## Task
Using the listing below, select the lines with the word "ISOA" and copy them.

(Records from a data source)
------------

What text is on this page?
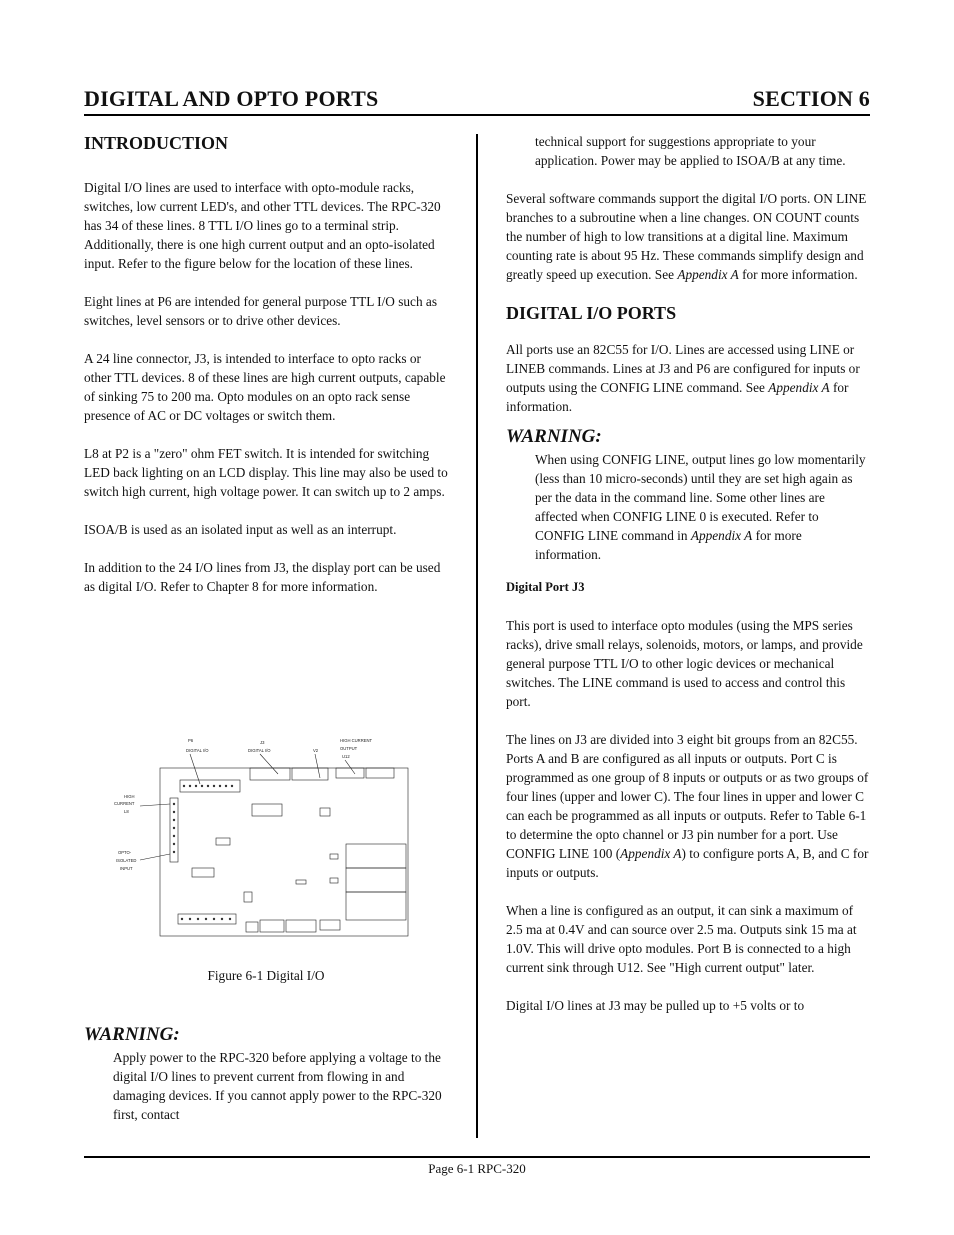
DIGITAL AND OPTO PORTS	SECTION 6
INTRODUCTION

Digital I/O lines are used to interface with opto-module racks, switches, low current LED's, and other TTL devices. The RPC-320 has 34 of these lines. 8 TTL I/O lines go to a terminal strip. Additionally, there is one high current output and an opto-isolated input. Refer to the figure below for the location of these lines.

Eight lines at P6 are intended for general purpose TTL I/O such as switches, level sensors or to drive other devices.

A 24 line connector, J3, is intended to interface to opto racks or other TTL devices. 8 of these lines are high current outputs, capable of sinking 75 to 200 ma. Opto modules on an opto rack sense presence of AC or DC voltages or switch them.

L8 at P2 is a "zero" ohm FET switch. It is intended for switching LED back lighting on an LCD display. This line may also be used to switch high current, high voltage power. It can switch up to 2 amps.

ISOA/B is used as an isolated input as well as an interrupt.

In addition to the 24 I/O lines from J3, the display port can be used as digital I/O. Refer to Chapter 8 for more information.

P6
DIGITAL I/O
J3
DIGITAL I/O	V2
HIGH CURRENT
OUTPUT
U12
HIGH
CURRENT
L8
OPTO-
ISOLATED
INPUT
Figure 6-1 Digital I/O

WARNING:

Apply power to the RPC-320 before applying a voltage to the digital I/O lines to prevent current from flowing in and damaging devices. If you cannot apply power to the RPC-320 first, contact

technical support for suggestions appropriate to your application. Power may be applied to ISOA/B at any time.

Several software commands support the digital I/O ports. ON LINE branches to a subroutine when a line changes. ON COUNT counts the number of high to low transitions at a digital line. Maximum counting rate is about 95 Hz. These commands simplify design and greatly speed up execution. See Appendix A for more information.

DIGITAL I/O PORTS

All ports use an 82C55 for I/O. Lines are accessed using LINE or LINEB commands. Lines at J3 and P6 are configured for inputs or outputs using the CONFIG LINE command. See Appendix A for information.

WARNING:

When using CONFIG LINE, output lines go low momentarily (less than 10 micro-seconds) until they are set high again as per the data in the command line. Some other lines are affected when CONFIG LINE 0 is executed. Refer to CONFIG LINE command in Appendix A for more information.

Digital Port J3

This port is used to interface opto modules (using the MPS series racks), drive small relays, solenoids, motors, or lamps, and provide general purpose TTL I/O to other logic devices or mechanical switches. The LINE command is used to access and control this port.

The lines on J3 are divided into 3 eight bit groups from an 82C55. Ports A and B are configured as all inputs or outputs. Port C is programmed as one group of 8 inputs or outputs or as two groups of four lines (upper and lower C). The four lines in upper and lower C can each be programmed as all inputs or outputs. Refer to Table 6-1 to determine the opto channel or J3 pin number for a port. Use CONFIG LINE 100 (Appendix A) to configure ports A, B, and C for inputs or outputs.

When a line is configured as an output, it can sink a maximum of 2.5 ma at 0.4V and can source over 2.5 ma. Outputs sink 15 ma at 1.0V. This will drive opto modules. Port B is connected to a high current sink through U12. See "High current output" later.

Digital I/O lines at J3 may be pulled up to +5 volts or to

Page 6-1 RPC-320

------------

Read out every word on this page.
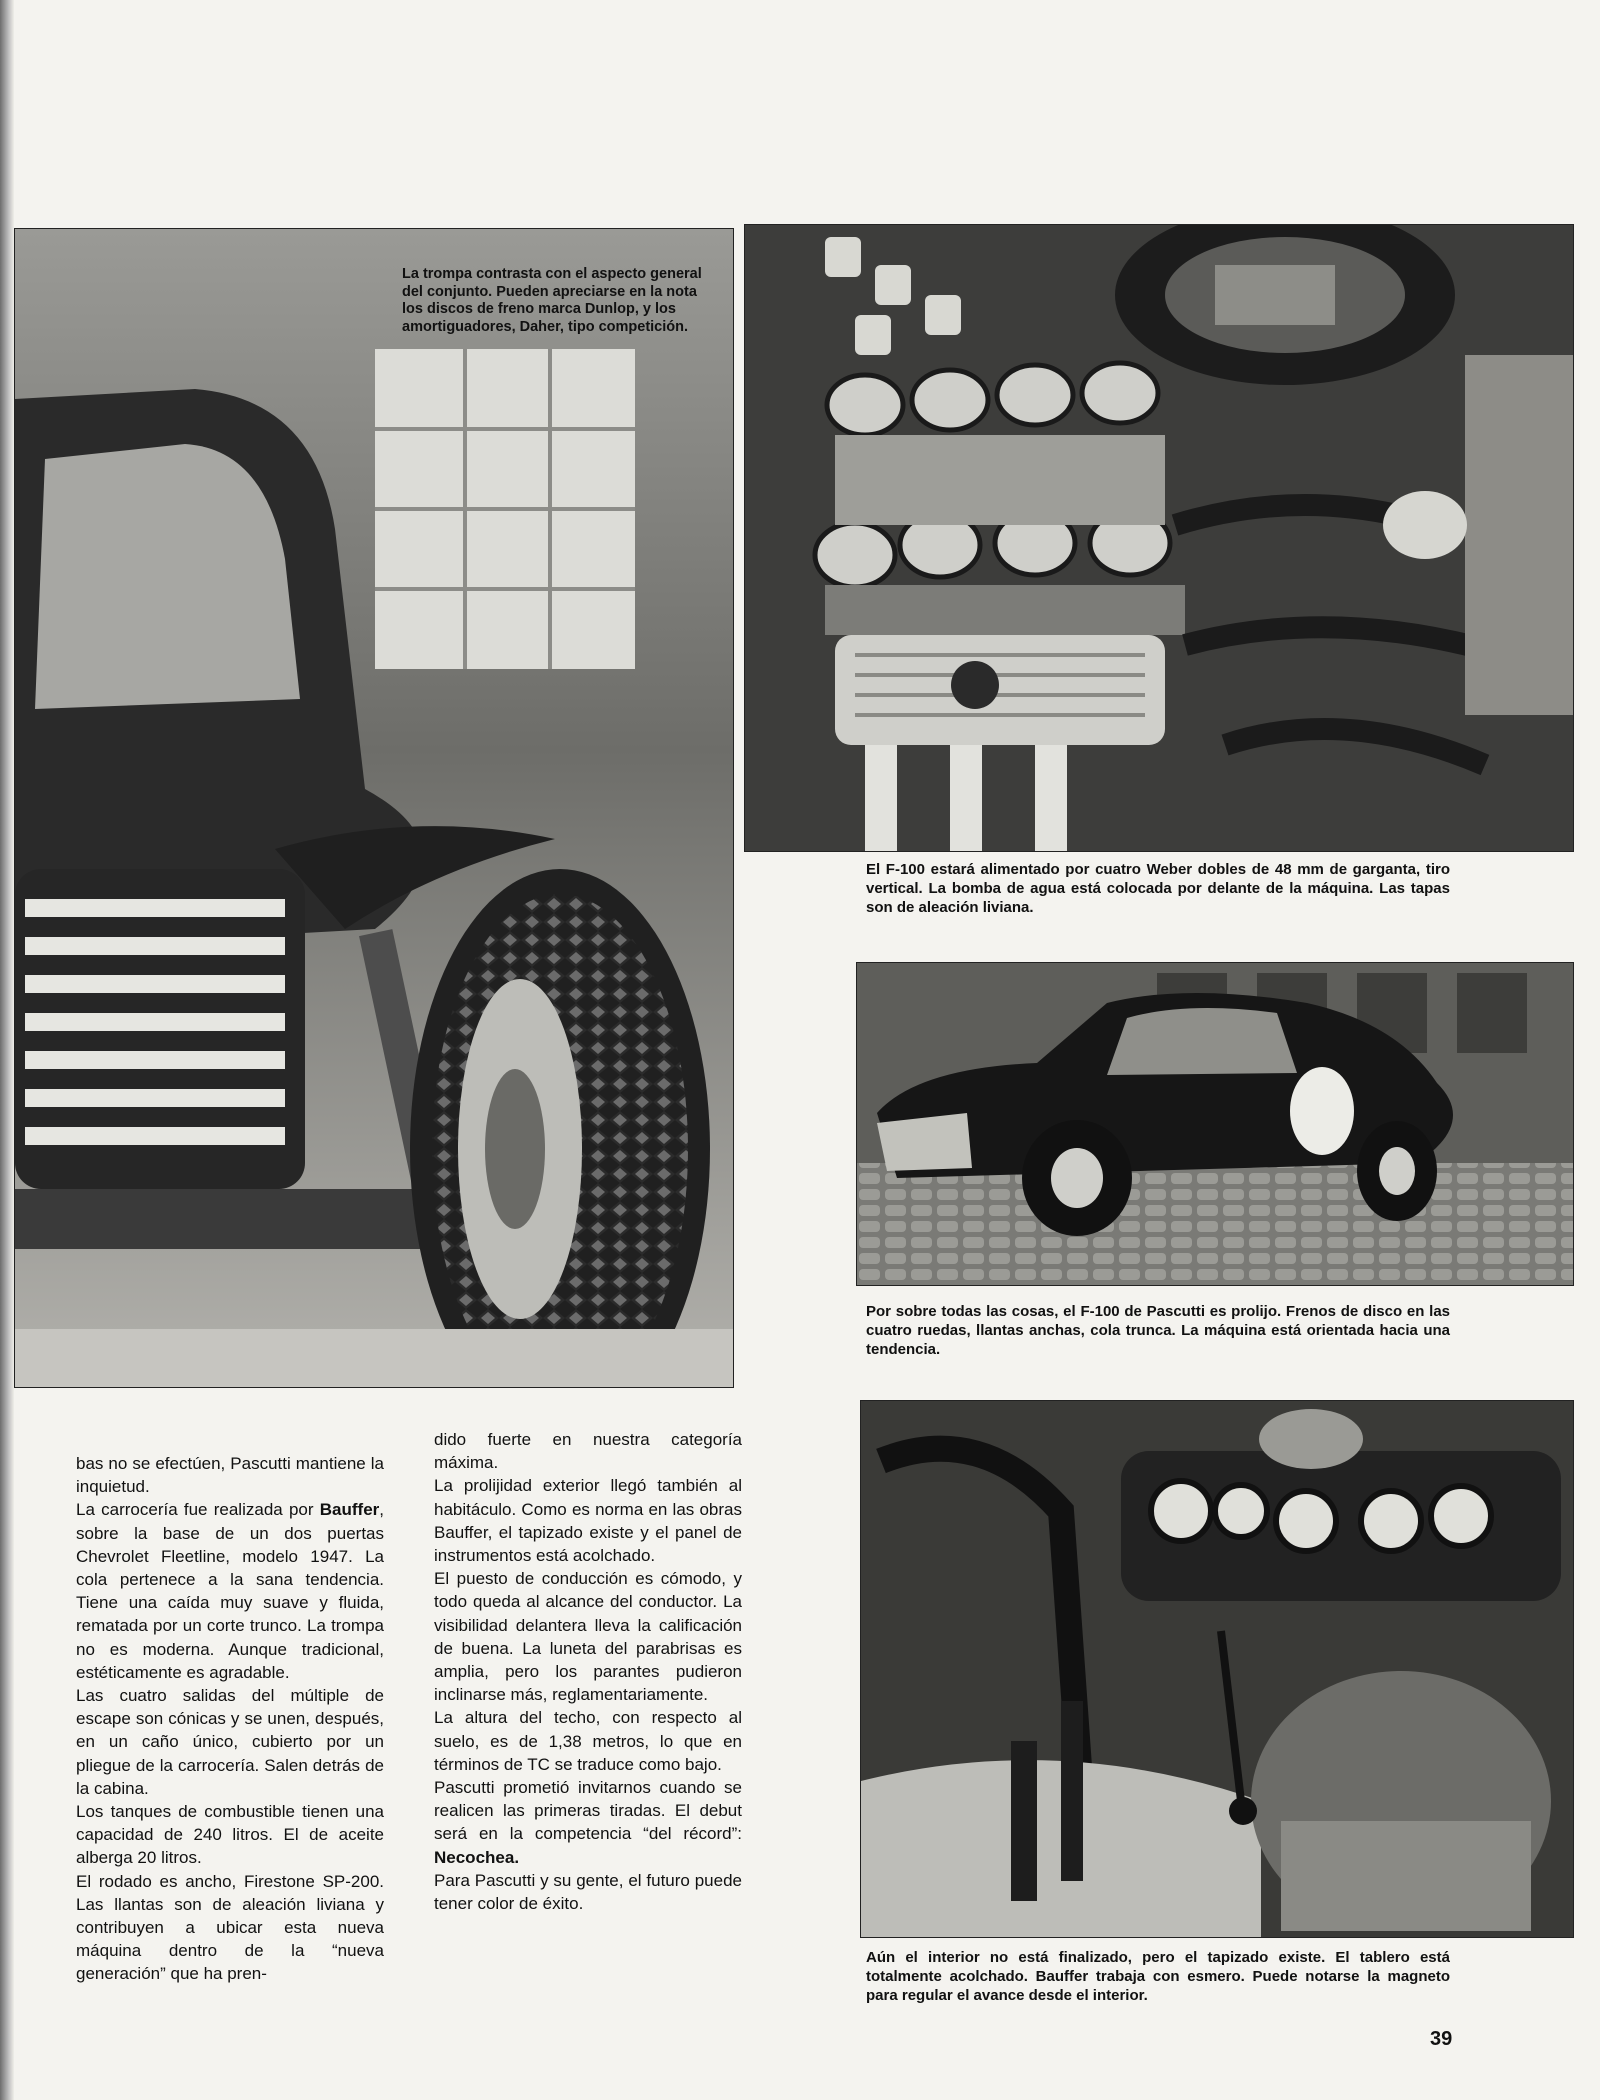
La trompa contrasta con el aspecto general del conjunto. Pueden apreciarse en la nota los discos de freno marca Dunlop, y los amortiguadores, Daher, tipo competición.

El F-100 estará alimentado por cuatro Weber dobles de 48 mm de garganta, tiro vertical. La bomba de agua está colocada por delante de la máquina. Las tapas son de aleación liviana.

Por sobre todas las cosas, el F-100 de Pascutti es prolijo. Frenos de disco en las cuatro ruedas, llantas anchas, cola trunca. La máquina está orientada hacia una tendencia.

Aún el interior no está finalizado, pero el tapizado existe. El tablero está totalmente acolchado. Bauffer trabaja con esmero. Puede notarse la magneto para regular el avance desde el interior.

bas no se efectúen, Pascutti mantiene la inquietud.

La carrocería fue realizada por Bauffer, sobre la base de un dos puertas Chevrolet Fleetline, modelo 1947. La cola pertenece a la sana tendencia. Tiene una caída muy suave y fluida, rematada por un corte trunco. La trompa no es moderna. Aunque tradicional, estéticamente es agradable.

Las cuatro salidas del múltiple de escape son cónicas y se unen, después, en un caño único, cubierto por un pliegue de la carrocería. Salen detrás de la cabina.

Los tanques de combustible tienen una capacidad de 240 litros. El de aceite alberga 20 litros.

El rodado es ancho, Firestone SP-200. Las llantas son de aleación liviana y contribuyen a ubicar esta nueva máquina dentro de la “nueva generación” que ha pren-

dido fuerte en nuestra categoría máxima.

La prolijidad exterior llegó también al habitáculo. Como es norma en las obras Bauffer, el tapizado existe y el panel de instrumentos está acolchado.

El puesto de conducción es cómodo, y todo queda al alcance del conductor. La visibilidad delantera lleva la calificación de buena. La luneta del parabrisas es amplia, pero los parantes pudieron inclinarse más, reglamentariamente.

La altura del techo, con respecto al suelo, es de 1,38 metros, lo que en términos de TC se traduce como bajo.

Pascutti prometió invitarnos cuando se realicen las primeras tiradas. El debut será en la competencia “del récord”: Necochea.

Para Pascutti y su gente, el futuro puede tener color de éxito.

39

------------

## Solution to this exercise
ISOA/B is used as an isolated input as well as an interrupt.
technical support for suggestions appropriate to your application. Power may be applied to ISOA/B at any time.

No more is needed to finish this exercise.